**Text provided:**
>> Begin
Autistic and queer: A summer reading list

December 12, 2025

Just in time for the summer holidays, River Kingston shares another list of 10 books that feature excellent Autistic queer representation.

Stories. They hold our experiences and imagine our possibilities. They tell us who we are and what we are capable of. Representation is transformative. But finding genuinely good Autistic queer representation is, often, difficult. We have to tell our own stories. And we have to see ourselves as the heroes of those stories.

This Summer Reading List is 10 of my top reads of 2025. They feature Autistic queer protagonists, written by Autistic queer authors. It is a list of stories. Some are warm like the summer sun. Some are dark. Some are scary. Some are funny. Some are real. All are ours.

 

1. Like A Charm by Elle McNicoll

Elle McNicoll is one of my favourite authors. She is an outspoken advocate of Autistic people telling their own stories, and for Autistic people – especially children – to see themselves as the heroes of those stories. So an obvious place to start this list is her Like A Charm duology.
>> End
**Dataset entries:**
>> Begin
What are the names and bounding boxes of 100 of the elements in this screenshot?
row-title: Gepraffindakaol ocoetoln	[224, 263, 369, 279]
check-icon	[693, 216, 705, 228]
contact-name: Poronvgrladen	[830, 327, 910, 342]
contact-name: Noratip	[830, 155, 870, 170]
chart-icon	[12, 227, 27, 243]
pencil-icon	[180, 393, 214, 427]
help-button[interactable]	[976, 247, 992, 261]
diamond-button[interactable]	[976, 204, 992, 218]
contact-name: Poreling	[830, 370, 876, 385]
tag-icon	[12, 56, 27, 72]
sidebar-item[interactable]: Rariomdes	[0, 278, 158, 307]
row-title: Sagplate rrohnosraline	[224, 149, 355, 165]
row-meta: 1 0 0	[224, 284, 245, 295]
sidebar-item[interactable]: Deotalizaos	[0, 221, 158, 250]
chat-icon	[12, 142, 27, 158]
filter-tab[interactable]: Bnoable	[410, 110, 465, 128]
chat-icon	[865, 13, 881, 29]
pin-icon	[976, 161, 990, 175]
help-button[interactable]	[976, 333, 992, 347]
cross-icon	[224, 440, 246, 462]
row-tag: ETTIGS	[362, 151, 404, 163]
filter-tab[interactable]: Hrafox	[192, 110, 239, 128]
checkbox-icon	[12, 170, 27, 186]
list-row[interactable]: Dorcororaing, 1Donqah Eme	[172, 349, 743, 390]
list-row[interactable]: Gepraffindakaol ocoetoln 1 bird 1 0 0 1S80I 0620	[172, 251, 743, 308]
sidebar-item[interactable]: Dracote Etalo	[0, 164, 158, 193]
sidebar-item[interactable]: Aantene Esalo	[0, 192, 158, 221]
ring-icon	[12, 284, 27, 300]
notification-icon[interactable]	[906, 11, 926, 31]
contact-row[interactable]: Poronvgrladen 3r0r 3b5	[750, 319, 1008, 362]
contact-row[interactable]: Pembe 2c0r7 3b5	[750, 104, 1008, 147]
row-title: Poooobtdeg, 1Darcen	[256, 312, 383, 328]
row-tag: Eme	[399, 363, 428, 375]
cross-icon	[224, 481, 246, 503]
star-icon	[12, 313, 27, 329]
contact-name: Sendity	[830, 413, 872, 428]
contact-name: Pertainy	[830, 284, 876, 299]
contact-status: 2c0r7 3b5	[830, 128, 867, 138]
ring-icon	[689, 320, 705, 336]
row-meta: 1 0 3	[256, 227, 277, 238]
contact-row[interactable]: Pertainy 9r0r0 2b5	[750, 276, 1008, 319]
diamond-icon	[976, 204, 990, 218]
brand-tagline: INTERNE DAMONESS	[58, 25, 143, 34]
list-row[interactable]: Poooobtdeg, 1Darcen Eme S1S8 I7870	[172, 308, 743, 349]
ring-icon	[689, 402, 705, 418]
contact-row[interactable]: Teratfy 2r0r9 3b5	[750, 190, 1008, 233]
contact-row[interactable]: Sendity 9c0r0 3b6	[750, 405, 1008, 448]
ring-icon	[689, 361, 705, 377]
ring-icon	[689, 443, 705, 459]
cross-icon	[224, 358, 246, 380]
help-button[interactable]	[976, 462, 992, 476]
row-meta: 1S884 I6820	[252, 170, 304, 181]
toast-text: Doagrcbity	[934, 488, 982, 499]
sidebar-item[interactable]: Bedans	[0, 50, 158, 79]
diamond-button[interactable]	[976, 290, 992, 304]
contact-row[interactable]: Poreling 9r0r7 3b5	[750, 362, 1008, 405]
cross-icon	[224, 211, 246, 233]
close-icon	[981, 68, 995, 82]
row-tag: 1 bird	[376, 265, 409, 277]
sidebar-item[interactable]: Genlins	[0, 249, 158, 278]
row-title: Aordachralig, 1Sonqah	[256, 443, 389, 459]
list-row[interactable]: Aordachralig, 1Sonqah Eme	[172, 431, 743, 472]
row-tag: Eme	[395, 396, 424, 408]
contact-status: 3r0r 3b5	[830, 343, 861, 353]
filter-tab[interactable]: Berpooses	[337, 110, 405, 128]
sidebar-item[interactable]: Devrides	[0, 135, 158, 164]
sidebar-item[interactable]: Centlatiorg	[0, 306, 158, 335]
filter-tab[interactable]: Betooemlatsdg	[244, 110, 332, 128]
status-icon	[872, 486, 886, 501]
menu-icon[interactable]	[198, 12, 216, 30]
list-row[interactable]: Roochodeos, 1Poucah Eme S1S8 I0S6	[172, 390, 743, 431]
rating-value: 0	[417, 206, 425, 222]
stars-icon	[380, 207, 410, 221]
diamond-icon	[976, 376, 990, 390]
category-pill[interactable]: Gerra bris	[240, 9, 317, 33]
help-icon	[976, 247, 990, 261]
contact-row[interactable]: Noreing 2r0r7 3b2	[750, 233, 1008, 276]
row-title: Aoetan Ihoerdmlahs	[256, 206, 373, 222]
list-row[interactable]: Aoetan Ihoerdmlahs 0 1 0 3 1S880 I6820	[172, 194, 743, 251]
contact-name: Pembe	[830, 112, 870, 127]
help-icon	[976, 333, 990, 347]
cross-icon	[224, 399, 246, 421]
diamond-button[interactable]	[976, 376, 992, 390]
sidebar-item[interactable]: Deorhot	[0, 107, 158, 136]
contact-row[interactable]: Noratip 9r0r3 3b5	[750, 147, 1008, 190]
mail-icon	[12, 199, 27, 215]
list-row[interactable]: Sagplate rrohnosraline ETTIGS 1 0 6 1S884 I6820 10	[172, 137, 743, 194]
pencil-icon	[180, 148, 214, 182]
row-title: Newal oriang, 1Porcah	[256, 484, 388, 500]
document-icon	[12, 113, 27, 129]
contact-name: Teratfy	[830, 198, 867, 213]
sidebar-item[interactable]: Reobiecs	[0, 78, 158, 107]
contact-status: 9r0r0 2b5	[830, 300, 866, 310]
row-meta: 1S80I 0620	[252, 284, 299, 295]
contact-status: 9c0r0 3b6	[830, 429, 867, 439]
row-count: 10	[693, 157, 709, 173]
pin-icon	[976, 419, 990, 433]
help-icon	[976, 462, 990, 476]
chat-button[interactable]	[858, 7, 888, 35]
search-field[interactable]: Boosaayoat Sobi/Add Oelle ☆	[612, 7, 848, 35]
>> End
**Stated goal 1:**
In the summer reading list, why does the author call Elle McNicoll's Like A Charm duology an obvious place to start?
**Stated goal 2:**
Carry on the summer reading list of Autistic queer books, picking up right after its last sentence.

**Final result 1:**
McNicoll is one of the author's favorite writers and speaks out for Autistic people telling their own stories. She also wants Autistic people, especially children, to see themselves as the heroes of those stories.

**Final result 2:**
Plot summary: Ramya Knox is dyspraxic. But she is also magical. She can see beings others can’t. Her city of Edinburgh is alive with Hidden Folk. There’s magic, witches, kelpies, and dryads. And a dragon! But there is also danger – the Sirens are making a bid to control the city, and her family stands in the way. Ramya has to use her brilliant divergent brain to battle against the forces of evil. This dyspraxic tween is a heroine. And she has the coolest Autistic aunt.

McNicoll is queer and Autistic (and dyspraxic).

 

2. The Windflower Series by Andi R. Christopher

Andi R. Christopher is another of my favourite authors. Their stories are guaranteed feel-good and uplifting. The Windflower Series – a series of five novellas set in Wellington – is no exception.

Plot summary: One winter morning, Marigold Nightfield knocks on Laurel Windflower’s door. There’s a monster under the house, and Marigold wants to ask it for a tissue sample for her research. It’s a sweet Sapphic romance with plenty of magic and an Autistic main character navigating love (and monsters). The novellas go on to explore the Windflower family and Marigold’s growing powers.

Christopher also writes speculative fiction under Andi C. Buchanan. They are Autistic and queer, and often write Autistic queer protagonists.

 

3. The Winter Knight by Jes Battis

I read this late into the night – I wasn’t able to sleep until I knew how it ended. It is a brilliant, rollicking ride of a tale.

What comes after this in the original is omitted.